**Stored rows**.
■ ■ ■ ■ ■ ■ ■

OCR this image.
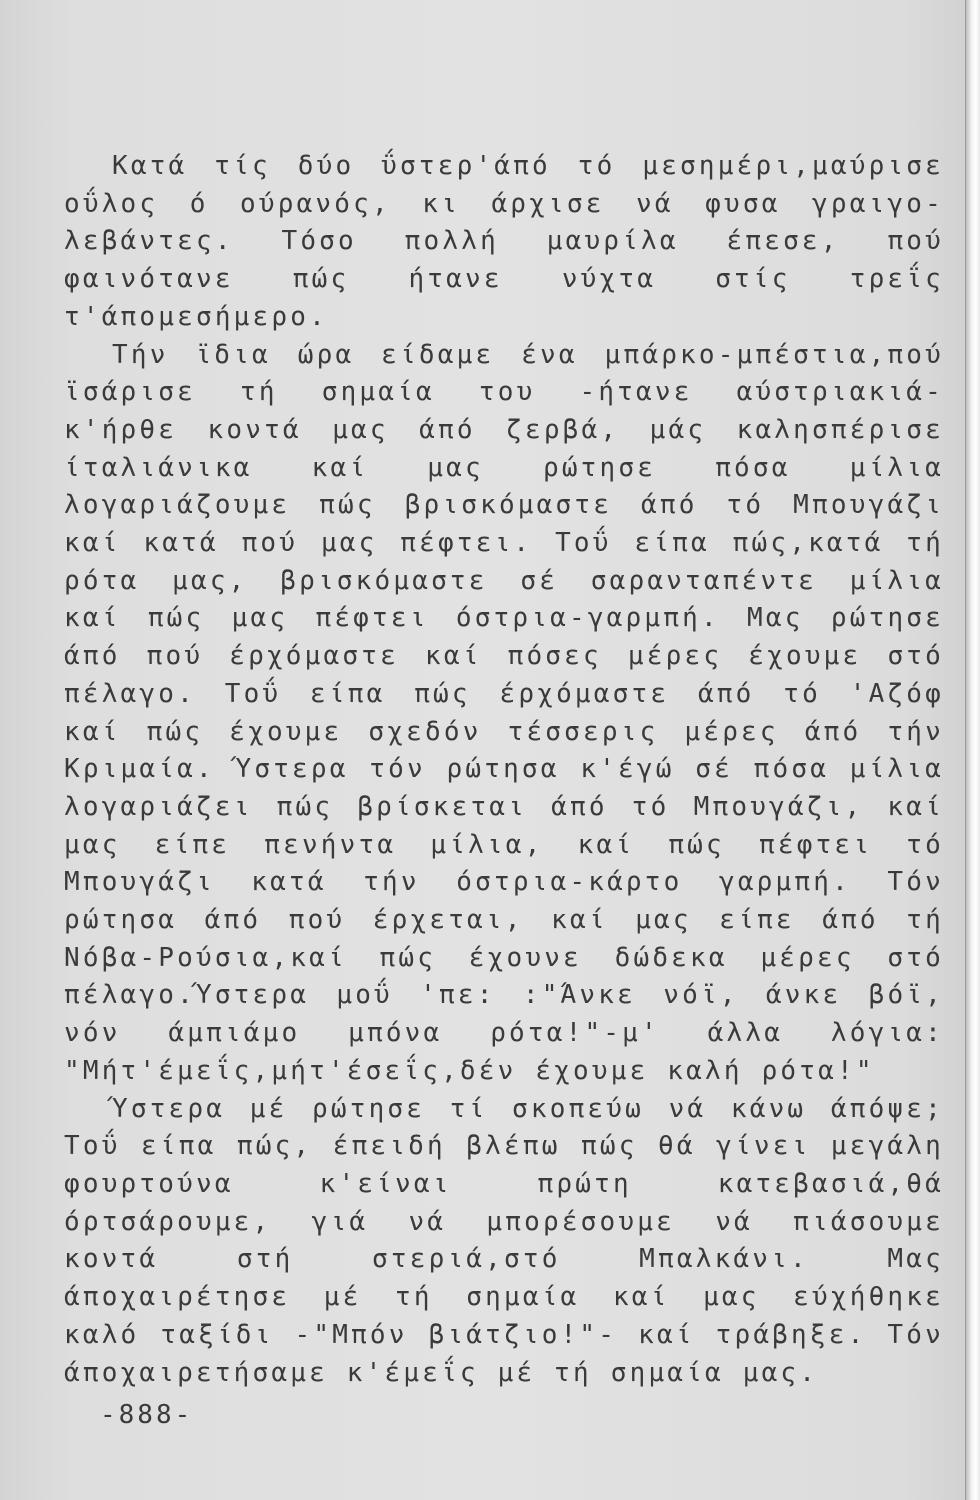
Κατά τίς δύο ΰστερ'άπό τό μεσημέρι,μαύρισε οΰλος ό ούρανός, κι άρχισε νά φυσα γραιγο-λεβάντες. Τόσο πολλή μαυρίλα έπεσε, πού φαινότανε πώς ήτανε νύχτα στίς τρεΐς τ'άπομεσήμερο.

Τήν ϊδια ώρα είδαμε ένα μπάρκο-μπέστια,πού ϊσάρισε τή σημαία του -ήτανε αύστριακιά- κ'ήρθε κοντά μας άπό ζερβά, μάς καλησπέρισε ίταλιάνικα καί μας ρώτησε πόσα μίλια λογαριάζουμε πώς βρισκόμαστε άπό τό Μπουγάζι καί κατά πού μας πέφτει. Τοΰ είπα πώς,κατά τή ρότα μας, βρισκόμαστε σέ σαρανταπέντε μίλια καί πώς μας πέφτει όστρια-γαρμπή. Μας ρώτησε άπό πού έρχόμαστε καί πόσες μέρες έχουμε στό πέλαγο. Τοΰ είπα πώς έρχόμαστε άπό τό 'Αζόφ καί πώς έχουμε σχεδόν τέσσερις μέρες άπό τήν Κριμαία. Ύστερα τόν ρώτησα κ'έγώ σέ πόσα μίλια λογαριάζει πώς βρίσκεται άπό τό Μπουγάζι, καί μας είπε πενήντα μίλια, καί πώς πέφτει τό Μπουγάζι κατά τήν όστρια-κάρτο γαρμπή. Τόν ρώτησα άπό πού έρχεται, καί μας είπε άπό τή Νόβα-Ρούσια,καί πώς έχουνε δώδεκα μέρες στό πέλαγο.Ύστερα μοΰ 'πε: :"Άνκε νόϊ, άνκε βόϊ, νόν άμπιάμο μπόνα ρότα!"-μ' άλλα λόγια: "Μήτ'έμεΐς,μήτ'έσεΐς,δέν έχουμε καλή ρότα!"

Ύστερα μέ ρώτησε τί σκοπεύω νά κάνω άπόψε; Τοΰ είπα πώς, έπειδή βλέπω πώς θά γίνει μεγάλη φουρτούνα κ'είναι πρώτη κατεβασιά,θά όρτσάρουμε, γιά νά μπορέσουμε νά πιάσουμε κοντά στή στεριά,στό Μπαλκάνι. Μας άποχαιρέτησε μέ τή σημαία καί μας εύχήθηκε καλό ταξίδι -"Μπόν βιάτζιο!"- καί τράβηξε. Τόν άποχαιρετήσαμε κ'έμεΐς μέ τή σημαία μας.

-888-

■ ■ ■ ■ ■ ■ ■

**Given request**. Give every line above again exactly, with no pictures.

**In response**.
OCR this image.
Κατά τίς δύο ΰστερ'άπό τό μεσημέρι,μαύρισε οΰλος ό ούρανός, κι άρχισε νά φυσα γραιγο-λεβάντες. Τόσο πολλή μαυρίλα έπεσε, πού φαινότανε πώς ήτανε νύχτα στίς τρεΐς τ'άπομεσήμερο.

Τήν ϊδια ώρα είδαμε ένα μπάρκο-μπέστια,πού ϊσάρισε τή σημαία του -ήτανε αύστριακιά- κ'ήρθε κοντά μας άπό ζερβά, μάς καλησπέρισε ίταλιάνικα καί μας ρώτησε πόσα μίλια λογαριάζουμε πώς βρισκόμαστε άπό τό Μπουγάζι καί κατά πού μας πέφτει. Τοΰ είπα πώς,κατά τή ρότα μας, βρισκόμαστε σέ σαρανταπέντε μίλια καί πώς μας πέφτει όστρια-γαρμπή. Μας ρώτησε άπό πού έρχόμαστε καί πόσες μέρες έχουμε στό πέλαγο. Τοΰ είπα πώς έρχόμαστε άπό τό 'Αζόφ καί πώς έχουμε σχεδόν τέσσερις μέρες άπό τήν Κριμαία. Ύστερα τόν ρώτησα κ'έγώ σέ πόσα μίλια λογαριάζει πώς βρίσκεται άπό τό Μπουγάζι, καί μας είπε πενήντα μίλια, καί πώς πέφτει τό Μπουγάζι κατά τήν όστρια-κάρτο γαρμπή. Τόν ρώτησα άπό πού έρχεται, καί μας είπε άπό τή Νόβα-Ρούσια,καί πώς έχουνε δώδεκα μέρες στό πέλαγο.Ύστερα μοΰ 'πε: :"Άνκε νόϊ, άνκε βόϊ, νόν άμπιάμο μπόνα ρότα!"-μ' άλλα λόγια: "Μήτ'έμεΐς,μήτ'έσεΐς,δέν έχουμε καλή ρότα!"

Ύστερα μέ ρώτησε τί σκοπεύω νά κάνω άπόψε; Τοΰ είπα πώς, έπειδή βλέπω πώς θά γίνει μεγάλη φουρτούνα κ'είναι πρώτη κατεβασιά,θά όρτσάρουμε, γιά νά μπορέσουμε νά πιάσουμε κοντά στή στεριά,στό Μπαλκάνι. Μας άποχαιρέτησε μέ τή σημαία καί μας εύχήθηκε καλό ταξίδι -"Μπόν βιάτζιο!"- καί τράβηξε. Τόν άποχαιρετήσαμε κ'έμεΐς μέ τή σημαία μας.

-888-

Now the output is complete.